* _WRITTEN REQUEST_
Every record here needs to be written out again exactly.

(Entries from a dataset)
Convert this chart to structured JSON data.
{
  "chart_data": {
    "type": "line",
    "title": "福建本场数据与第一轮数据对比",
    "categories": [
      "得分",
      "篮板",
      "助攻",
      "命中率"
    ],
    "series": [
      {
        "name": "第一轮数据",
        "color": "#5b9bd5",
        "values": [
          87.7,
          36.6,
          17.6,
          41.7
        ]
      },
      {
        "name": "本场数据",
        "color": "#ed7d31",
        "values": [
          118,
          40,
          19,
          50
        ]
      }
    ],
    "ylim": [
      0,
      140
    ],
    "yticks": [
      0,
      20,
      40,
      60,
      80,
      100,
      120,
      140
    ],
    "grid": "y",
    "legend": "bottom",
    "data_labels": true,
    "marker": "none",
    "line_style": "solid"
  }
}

* _RESPONSE TO THIS EXERCISE_
Convert this chart to structured JSON data.
{
  "chart_data": {
    "type": "line",
    "title": "福建本场数据与第一轮数据对比",
    "categories": [
      "得分",
      "篮板",
      "助攻",
      "命中率"
    ],
    "series": [
      {
        "name": "第一轮数据",
        "color": "#5b9bd5",
        "values": [
          87.7,
          36.6,
          17.6,
          41.7
        ]
      },
      {
        "name": "本场数据",
        "color": "#ed7d31",
        "values": [
          118,
          40,
          19,
          50
        ]
      }
    ],
    "ylim": [
      0,
      140
    ],
    "yticks": [
      0,
      20,
      40,
      60,
      80,
      100,
      120,
      140
    ],
    "grid": "y",
    "legend": "bottom",
    "data_labels": true,
    "marker": "none",
    "line_style": "solid"
  }
}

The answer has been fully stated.